__Instructions to follow__. Extract the text of each entry below exactly, leaving every image behind.

(Records from a collection)
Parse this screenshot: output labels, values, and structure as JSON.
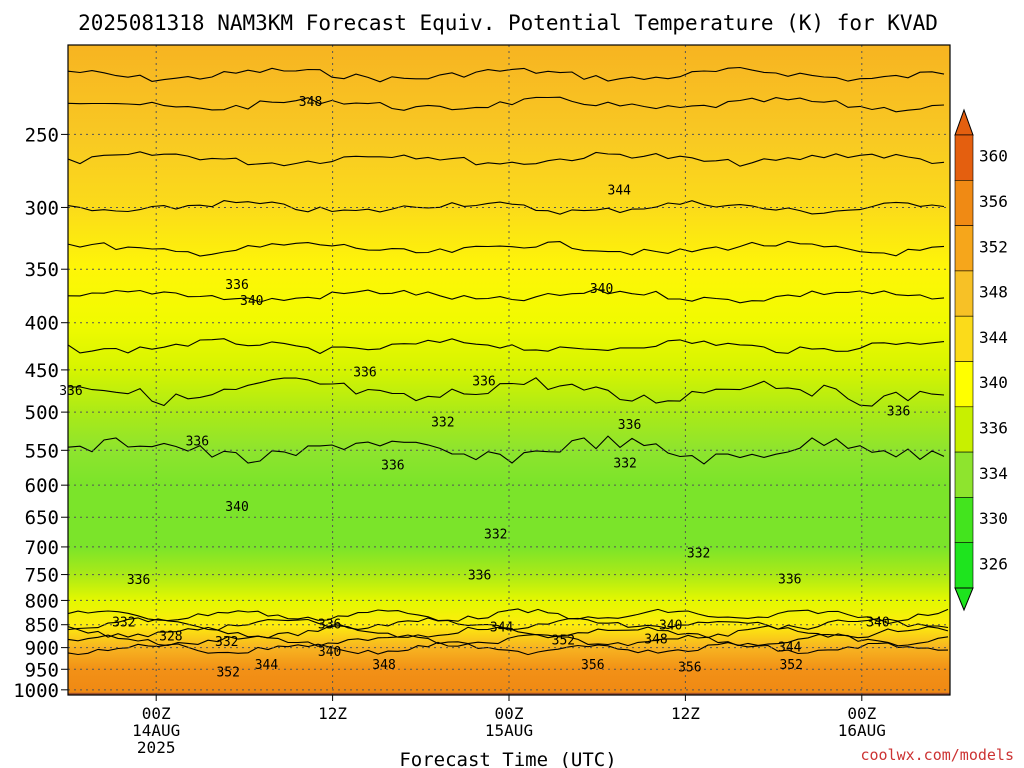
{
  "chart_data": {
    "type": "heatmap",
    "title": "2025081318 NAM3KM Forecast Equiv. Potential Temperature (K) for KVAD",
    "xlabel": "Forecast Time (UTC)",
    "ylabel": "",
    "x_ticks": [
      {
        "label": [
          "00Z",
          "14AUG",
          "2025"
        ],
        "hour": 6
      },
      {
        "label": [
          "12Z"
        ],
        "hour": 18
      },
      {
        "label": [
          "00Z",
          "15AUG"
        ],
        "hour": 30
      },
      {
        "label": [
          "12Z"
        ],
        "hour": 42
      },
      {
        "label": [
          "00Z",
          "16AUG"
        ],
        "hour": 54
      }
    ],
    "xlim_hours": [
      0,
      60
    ],
    "y_axis": {
      "type": "pressure",
      "ticks": [
        250,
        300,
        350,
        400,
        450,
        500,
        550,
        600,
        650,
        700,
        750,
        800,
        850,
        900,
        950,
        1000
      ],
      "top_hPa": 200,
      "bottom_hPa": 1013
    },
    "grid": true,
    "colorbar": {
      "labels": [
        360,
        356,
        352,
        348,
        344,
        340,
        336,
        334,
        330,
        326
      ],
      "colors": [
        "#e45f0f",
        "#f08a14",
        "#f6a61b",
        "#f7c126",
        "#fbdb1a",
        "#ffff00",
        "#c8f000",
        "#8ee42e",
        "#43e41e",
        "#1ee41e"
      ]
    },
    "profile_theta_e": [
      {
        "p": 200,
        "v": 350
      },
      {
        "p": 250,
        "v": 347
      },
      {
        "p": 300,
        "v": 344
      },
      {
        "p": 350,
        "v": 341
      },
      {
        "p": 400,
        "v": 339
      },
      {
        "p": 450,
        "v": 337
      },
      {
        "p": 500,
        "v": 335
      },
      {
        "p": 550,
        "v": 334
      },
      {
        "p": 600,
        "v": 333
      },
      {
        "p": 650,
        "v": 333
      },
      {
        "p": 700,
        "v": 333
      },
      {
        "p": 750,
        "v": 335
      },
      {
        "p": 800,
        "v": 338
      },
      {
        "p": 850,
        "v": 342
      },
      {
        "p": 900,
        "v": 350
      },
      {
        "p": 950,
        "v": 355
      },
      {
        "p": 1000,
        "v": 356
      }
    ],
    "contour_labels": [
      {
        "text": "348",
        "hour": 16.5,
        "p": 230
      },
      {
        "text": "344",
        "hour": 37.5,
        "p": 287
      },
      {
        "text": "340",
        "hour": 12.5,
        "p": 378
      },
      {
        "text": "340",
        "hour": 36.3,
        "p": 367
      },
      {
        "text": "336",
        "hour": 11.5,
        "p": 363
      },
      {
        "text": "336",
        "hour": 0.2,
        "p": 473
      },
      {
        "text": "336",
        "hour": 20.2,
        "p": 452
      },
      {
        "text": "336",
        "hour": 28.3,
        "p": 462
      },
      {
        "text": "336",
        "hour": 8.8,
        "p": 537
      },
      {
        "text": "336",
        "hour": 22.1,
        "p": 570
      },
      {
        "text": "336",
        "hour": 38.2,
        "p": 515
      },
      {
        "text": "336",
        "hour": 56.5,
        "p": 498
      },
      {
        "text": "332",
        "hour": 25.5,
        "p": 512
      },
      {
        "text": "332",
        "hour": 37.9,
        "p": 567
      },
      {
        "text": "332",
        "hour": 29.1,
        "p": 677
      },
      {
        "text": "332",
        "hour": 42.9,
        "p": 710
      },
      {
        "text": "336",
        "hour": 28.0,
        "p": 750
      },
      {
        "text": "336",
        "hour": 49.1,
        "p": 757
      },
      {
        "text": "336",
        "hour": 4.8,
        "p": 758
      },
      {
        "text": "340",
        "hour": 11.5,
        "p": 632
      },
      {
        "text": "332",
        "hour": 3.8,
        "p": 843
      },
      {
        "text": "328",
        "hour": 7.0,
        "p": 873
      },
      {
        "text": "332",
        "hour": 10.8,
        "p": 885
      },
      {
        "text": "336",
        "hour": 17.8,
        "p": 847
      },
      {
        "text": "340",
        "hour": 17.8,
        "p": 908
      },
      {
        "text": "344",
        "hour": 13.5,
        "p": 937
      },
      {
        "text": "348",
        "hour": 21.5,
        "p": 937
      },
      {
        "text": "352",
        "hour": 10.9,
        "p": 955
      },
      {
        "text": "344",
        "hour": 29.5,
        "p": 854
      },
      {
        "text": "352",
        "hour": 33.7,
        "p": 882
      },
      {
        "text": "356",
        "hour": 35.7,
        "p": 938
      },
      {
        "text": "340",
        "hour": 41.0,
        "p": 850
      },
      {
        "text": "348",
        "hour": 40.0,
        "p": 880
      },
      {
        "text": "356",
        "hour": 42.3,
        "p": 943
      },
      {
        "text": "352",
        "hour": 49.2,
        "p": 938
      },
      {
        "text": "344",
        "hour": 49.1,
        "p": 898
      },
      {
        "text": "340",
        "hour": 55.1,
        "p": 843
      }
    ],
    "credit": "coolwx.com/models"
  }
}
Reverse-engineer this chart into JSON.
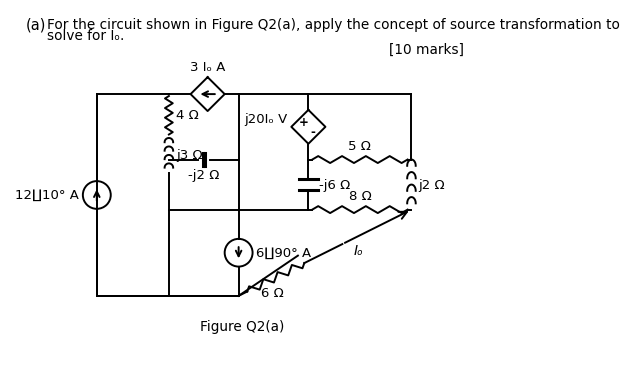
{
  "background_color": "#ffffff",
  "text_a": "(a)",
  "text_line1": "For the circuit shown in Figure Q2(a), apply the concept of source transformation to",
  "text_line2": "solve for Iₒ.",
  "marks": "[10 marks]",
  "figure_label": "Figure Q2(a)",
  "labels": {
    "dep_current": "3 Iₒ A",
    "cap_j2": "-j2 Ω",
    "dep_voltage": "j20Iₒ V",
    "r5": "5 Ω",
    "r4": "4 Ω",
    "ind_j2": "j2 Ω",
    "cap_j6": "-j6 Ω",
    "r8": "8 Ω",
    "r6": "6 Ω",
    "ind_j3": "j3 Ω",
    "src_12": "12∐10° A",
    "src_6": "6∐90° A",
    "Io": "Iₒ"
  },
  "nodes": {
    "xL": 112,
    "xLI": 205,
    "xML": 295,
    "xMR": 385,
    "xR": 518,
    "yT": 370,
    "yM1": 285,
    "yM2": 220,
    "yM3": 170,
    "yB": 108
  }
}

__The answer__.
Parse this screenshot: output labels, values, and structure as JSON.
{
  "chart_data": {
    "type": "heatmap",
    "title": "2025081318 NAM3KM Forecast Equiv. Potential Temperature (K) for KVAD",
    "xlabel": "Forecast Time (UTC)",
    "ylabel": "",
    "x_ticks": [
      {
        "label": [
          "00Z",
          "14AUG",
          "2025"
        ],
        "hour": 6
      },
      {
        "label": [
          "12Z"
        ],
        "hour": 18
      },
      {
        "label": [
          "00Z",
          "15AUG"
        ],
        "hour": 30
      },
      {
        "label": [
          "12Z"
        ],
        "hour": 42
      },
      {
        "label": [
          "00Z",
          "16AUG"
        ],
        "hour": 54
      }
    ],
    "xlim_hours": [
      0,
      60
    ],
    "y_axis": {
      "type": "pressure",
      "ticks": [
        250,
        300,
        350,
        400,
        450,
        500,
        550,
        600,
        650,
        700,
        750,
        800,
        850,
        900,
        950,
        1000
      ],
      "top_hPa": 200,
      "bottom_hPa": 1013
    },
    "grid": true,
    "colorbar": {
      "labels": [
        360,
        356,
        352,
        348,
        344,
        340,
        336,
        334,
        330,
        326
      ],
      "colors": [
        "#e45f0f",
        "#f08a14",
        "#f6a61b",
        "#f7c126",
        "#fbdb1a",
        "#ffff00",
        "#c8f000",
        "#8ee42e",
        "#43e41e",
        "#1ee41e"
      ]
    },
    "profile_theta_e": [
      {
        "p": 200,
        "v": 350
      },
      {
        "p": 250,
        "v": 347
      },
      {
        "p": 300,
        "v": 344
      },
      {
        "p": 350,
        "v": 341
      },
      {
        "p": 400,
        "v": 339
      },
      {
        "p": 450,
        "v": 337
      },
      {
        "p": 500,
        "v": 335
      },
      {
        "p": 550,
        "v": 334
      },
      {
        "p": 600,
        "v": 333
      },
      {
        "p": 650,
        "v": 333
      },
      {
        "p": 700,
        "v": 333
      },
      {
        "p": 750,
        "v": 335
      },
      {
        "p": 800,
        "v": 338
      },
      {
        "p": 850,
        "v": 342
      },
      {
        "p": 900,
        "v": 350
      },
      {
        "p": 950,
        "v": 355
      },
      {
        "p": 1000,
        "v": 356
      }
    ],
    "contour_labels": [
      {
        "text": "348",
        "hour": 16.5,
        "p": 230
      },
      {
        "text": "344",
        "hour": 37.5,
        "p": 287
      },
      {
        "text": "340",
        "hour": 12.5,
        "p": 378
      },
      {
        "text": "340",
        "hour": 36.3,
        "p": 367
      },
      {
        "text": "336",
        "hour": 11.5,
        "p": 363
      },
      {
        "text": "336",
        "hour": 0.2,
        "p": 473
      },
      {
        "text": "336",
        "hour": 20.2,
        "p": 452
      },
      {
        "text": "336",
        "hour": 28.3,
        "p": 462
      },
      {
        "text": "336",
        "hour": 8.8,
        "p": 537
      },
      {
        "text": "336",
        "hour": 22.1,
        "p": 570
      },
      {
        "text": "336",
        "hour": 38.2,
        "p": 515
      },
      {
        "text": "336",
        "hour": 56.5,
        "p": 498
      },
      {
        "text": "332",
        "hour": 25.5,
        "p": 512
      },
      {
        "text": "332",
        "hour": 37.9,
        "p": 567
      },
      {
        "text": "332",
        "hour": 29.1,
        "p": 677
      },
      {
        "text": "332",
        "hour": 42.9,
        "p": 710
      },
      {
        "text": "336",
        "hour": 28.0,
        "p": 750
      },
      {
        "text": "336",
        "hour": 49.1,
        "p": 757
      },
      {
        "text": "336",
        "hour": 4.8,
        "p": 758
      },
      {
        "text": "340",
        "hour": 11.5,
        "p": 632
      },
      {
        "text": "332",
        "hour": 3.8,
        "p": 843
      },
      {
        "text": "328",
        "hour": 7.0,
        "p": 873
      },
      {
        "text": "332",
        "hour": 10.8,
        "p": 885
      },
      {
        "text": "336",
        "hour": 17.8,
        "p": 847
      },
      {
        "text": "340",
        "hour": 17.8,
        "p": 908
      },
      {
        "text": "344",
        "hour": 13.5,
        "p": 937
      },
      {
        "text": "348",
        "hour": 21.5,
        "p": 937
      },
      {
        "text": "352",
        "hour": 10.9,
        "p": 955
      },
      {
        "text": "344",
        "hour": 29.5,
        "p": 854
      },
      {
        "text": "352",
        "hour": 33.7,
        "p": 882
      },
      {
        "text": "356",
        "hour": 35.7,
        "p": 938
      },
      {
        "text": "340",
        "hour": 41.0,
        "p": 850
      },
      {
        "text": "348",
        "hour": 40.0,
        "p": 880
      },
      {
        "text": "356",
        "hour": 42.3,
        "p": 943
      },
      {
        "text": "352",
        "hour": 49.2,
        "p": 938
      },
      {
        "text": "344",
        "hour": 49.1,
        "p": 898
      },
      {
        "text": "340",
        "hour": 55.1,
        "p": 843
      }
    ],
    "credit": "coolwx.com/models"
  }
}
Reverse-engineer this chart into JSON.
{
  "background_color": "#ffffff",
  "text_a": "(a)",
  "text_line1": "For the circuit shown in Figure Q2(a), apply the concept of source transformation to",
  "text_line2": "solve for Iₒ.",
  "marks": "[10 marks]",
  "figure_label": "Figure Q2(a)",
  "labels": {
    "dep_current": "3 Iₒ A",
    "cap_j2": "-j2 Ω",
    "dep_voltage": "j20Iₒ V",
    "r5": "5 Ω",
    "r4": "4 Ω",
    "ind_j2": "j2 Ω",
    "cap_j6": "-j6 Ω",
    "r8": "8 Ω",
    "r6": "6 Ω",
    "ind_j3": "j3 Ω",
    "src_12": "12∐10° A",
    "src_6": "6∐90° A",
    "Io": "Iₒ"
  },
  "nodes": {
    "xL": 112,
    "xLI": 205,
    "xML": 295,
    "xMR": 385,
    "xR": 518,
    "yT": 370,
    "yM1": 285,
    "yM2": 220,
    "yM3": 170,
    "yB": 108
  }
}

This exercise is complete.